■ WHAT NEEDS TO BE DONE ■
From the entries below, gather each line containing the word "days".

Stored records
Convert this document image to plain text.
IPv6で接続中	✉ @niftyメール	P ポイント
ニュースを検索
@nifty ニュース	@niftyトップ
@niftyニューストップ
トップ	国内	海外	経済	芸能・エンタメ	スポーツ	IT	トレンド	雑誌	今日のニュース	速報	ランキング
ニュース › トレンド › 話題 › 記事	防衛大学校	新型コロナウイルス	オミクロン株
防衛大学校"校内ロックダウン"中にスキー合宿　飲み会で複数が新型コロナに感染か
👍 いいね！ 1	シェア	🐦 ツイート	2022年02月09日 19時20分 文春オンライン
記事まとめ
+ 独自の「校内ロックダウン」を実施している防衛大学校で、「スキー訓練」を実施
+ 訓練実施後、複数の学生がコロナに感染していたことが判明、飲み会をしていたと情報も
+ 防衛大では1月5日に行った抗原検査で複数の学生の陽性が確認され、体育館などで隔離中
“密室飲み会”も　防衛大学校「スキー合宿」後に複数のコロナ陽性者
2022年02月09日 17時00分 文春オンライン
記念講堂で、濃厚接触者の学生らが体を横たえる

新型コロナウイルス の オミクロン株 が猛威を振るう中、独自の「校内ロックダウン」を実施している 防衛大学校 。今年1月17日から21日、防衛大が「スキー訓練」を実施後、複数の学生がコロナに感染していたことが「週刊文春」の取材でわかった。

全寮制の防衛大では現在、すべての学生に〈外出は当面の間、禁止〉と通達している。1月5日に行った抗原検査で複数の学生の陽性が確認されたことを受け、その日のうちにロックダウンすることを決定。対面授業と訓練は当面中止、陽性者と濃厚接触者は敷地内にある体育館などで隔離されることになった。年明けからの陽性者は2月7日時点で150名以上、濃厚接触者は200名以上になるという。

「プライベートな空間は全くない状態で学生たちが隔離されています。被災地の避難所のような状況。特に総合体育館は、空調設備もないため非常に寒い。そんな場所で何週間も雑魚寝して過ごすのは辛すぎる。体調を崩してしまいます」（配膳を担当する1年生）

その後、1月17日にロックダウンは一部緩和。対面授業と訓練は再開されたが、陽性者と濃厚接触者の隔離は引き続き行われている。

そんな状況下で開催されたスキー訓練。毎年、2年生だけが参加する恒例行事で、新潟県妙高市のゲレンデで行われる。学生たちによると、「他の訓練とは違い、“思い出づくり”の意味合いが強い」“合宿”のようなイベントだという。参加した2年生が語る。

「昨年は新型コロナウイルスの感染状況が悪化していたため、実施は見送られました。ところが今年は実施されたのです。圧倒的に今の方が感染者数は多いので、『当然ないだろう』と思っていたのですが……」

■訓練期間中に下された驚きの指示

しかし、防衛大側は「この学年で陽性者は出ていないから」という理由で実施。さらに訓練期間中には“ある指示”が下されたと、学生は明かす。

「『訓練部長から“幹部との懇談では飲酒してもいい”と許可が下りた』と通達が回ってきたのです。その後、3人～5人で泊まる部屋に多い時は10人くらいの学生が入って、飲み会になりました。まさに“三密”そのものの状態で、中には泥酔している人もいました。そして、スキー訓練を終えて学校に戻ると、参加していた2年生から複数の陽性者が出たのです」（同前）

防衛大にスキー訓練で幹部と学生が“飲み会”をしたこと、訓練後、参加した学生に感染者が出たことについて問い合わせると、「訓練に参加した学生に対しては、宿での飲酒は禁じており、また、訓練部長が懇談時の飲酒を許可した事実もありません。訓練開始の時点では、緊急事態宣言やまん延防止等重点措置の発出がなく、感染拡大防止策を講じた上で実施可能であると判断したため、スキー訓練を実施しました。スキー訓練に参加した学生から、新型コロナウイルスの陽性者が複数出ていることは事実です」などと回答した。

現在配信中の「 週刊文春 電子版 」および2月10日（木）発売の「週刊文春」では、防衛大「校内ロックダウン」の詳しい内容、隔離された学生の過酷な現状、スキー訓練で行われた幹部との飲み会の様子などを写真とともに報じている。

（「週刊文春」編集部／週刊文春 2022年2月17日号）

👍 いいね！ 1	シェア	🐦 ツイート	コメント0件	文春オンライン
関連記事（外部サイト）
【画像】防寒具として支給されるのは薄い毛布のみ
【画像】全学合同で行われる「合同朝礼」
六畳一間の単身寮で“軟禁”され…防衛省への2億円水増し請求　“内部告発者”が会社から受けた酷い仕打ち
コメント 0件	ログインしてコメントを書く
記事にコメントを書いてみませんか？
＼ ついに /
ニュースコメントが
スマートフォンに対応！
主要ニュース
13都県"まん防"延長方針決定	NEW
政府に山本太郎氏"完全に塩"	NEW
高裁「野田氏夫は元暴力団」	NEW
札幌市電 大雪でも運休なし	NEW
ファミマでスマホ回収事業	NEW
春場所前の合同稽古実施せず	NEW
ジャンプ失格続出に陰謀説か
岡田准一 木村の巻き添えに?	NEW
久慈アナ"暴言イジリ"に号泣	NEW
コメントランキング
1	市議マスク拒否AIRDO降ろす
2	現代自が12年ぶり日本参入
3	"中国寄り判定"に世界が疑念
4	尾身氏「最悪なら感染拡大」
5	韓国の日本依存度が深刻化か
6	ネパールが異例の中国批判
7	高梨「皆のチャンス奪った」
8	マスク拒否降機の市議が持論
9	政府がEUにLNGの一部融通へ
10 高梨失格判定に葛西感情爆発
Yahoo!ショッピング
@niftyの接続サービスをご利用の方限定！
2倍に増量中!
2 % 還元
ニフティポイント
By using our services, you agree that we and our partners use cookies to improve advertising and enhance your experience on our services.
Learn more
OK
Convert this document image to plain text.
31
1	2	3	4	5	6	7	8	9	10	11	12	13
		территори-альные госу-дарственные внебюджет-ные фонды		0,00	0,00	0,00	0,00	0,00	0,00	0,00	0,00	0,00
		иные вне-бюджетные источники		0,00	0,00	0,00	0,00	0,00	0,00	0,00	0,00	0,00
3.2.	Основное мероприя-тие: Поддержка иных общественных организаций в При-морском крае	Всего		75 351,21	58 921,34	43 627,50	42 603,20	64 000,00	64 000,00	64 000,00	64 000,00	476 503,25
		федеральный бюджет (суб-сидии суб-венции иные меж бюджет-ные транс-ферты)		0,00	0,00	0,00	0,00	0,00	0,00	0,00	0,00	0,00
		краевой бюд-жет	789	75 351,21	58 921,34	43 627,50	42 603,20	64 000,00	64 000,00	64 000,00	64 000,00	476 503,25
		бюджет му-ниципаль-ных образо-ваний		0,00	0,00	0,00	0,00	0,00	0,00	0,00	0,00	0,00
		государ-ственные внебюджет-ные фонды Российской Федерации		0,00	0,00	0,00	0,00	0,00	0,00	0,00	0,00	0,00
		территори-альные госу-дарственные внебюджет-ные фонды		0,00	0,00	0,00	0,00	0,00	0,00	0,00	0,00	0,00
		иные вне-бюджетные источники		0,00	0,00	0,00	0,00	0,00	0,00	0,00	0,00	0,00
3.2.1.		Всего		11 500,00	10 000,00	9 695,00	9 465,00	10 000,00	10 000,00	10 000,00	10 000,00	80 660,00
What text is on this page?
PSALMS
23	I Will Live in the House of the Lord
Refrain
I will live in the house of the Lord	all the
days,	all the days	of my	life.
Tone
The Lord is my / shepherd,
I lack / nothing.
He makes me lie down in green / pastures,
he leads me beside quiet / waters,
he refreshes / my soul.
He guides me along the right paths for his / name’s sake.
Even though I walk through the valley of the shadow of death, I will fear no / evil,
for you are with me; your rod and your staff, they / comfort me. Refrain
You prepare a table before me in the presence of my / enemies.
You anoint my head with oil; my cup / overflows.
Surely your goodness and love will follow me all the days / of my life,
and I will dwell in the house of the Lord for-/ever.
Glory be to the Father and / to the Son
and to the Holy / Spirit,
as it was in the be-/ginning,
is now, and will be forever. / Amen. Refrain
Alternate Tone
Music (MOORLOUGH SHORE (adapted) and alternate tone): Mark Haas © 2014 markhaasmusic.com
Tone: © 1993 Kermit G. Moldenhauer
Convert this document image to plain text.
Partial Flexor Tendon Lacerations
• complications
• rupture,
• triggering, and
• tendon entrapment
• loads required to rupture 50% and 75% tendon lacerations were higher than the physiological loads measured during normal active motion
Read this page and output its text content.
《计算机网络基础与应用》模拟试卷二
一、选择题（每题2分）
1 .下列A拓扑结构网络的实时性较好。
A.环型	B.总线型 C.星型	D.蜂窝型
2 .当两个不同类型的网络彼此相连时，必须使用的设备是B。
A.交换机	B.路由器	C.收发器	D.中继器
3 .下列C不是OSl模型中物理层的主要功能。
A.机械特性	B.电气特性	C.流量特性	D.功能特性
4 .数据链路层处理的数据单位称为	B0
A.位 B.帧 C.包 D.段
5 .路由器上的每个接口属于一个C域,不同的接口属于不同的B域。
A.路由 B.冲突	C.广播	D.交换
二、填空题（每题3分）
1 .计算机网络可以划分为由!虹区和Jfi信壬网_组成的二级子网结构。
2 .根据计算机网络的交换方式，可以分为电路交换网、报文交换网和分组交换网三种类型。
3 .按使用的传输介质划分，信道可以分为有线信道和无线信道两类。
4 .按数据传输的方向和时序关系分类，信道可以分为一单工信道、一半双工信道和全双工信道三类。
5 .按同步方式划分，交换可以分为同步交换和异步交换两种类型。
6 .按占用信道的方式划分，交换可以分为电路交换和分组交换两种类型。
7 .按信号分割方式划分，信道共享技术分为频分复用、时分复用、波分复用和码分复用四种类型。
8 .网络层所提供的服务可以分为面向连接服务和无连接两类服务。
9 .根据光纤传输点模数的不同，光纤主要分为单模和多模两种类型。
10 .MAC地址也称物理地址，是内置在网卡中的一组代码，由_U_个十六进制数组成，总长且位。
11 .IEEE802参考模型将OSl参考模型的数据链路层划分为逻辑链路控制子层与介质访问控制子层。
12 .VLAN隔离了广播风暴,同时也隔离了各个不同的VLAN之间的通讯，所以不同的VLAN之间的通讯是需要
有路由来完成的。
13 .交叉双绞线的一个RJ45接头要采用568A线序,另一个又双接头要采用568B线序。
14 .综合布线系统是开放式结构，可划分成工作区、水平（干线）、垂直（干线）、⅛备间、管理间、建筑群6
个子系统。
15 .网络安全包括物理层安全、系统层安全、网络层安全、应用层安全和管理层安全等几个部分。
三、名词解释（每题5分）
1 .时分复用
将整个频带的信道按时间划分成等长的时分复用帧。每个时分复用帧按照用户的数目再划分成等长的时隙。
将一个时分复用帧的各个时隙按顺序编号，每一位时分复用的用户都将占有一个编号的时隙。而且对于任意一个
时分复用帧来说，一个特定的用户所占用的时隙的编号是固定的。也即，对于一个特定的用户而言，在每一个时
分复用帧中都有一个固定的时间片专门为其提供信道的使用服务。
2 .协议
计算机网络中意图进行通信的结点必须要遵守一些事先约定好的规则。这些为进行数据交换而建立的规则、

■ RESULT OF THIS EXERCISE ■
days,	all the days	of my	life.
Surely your goodness and love will follow me all the days / of my life,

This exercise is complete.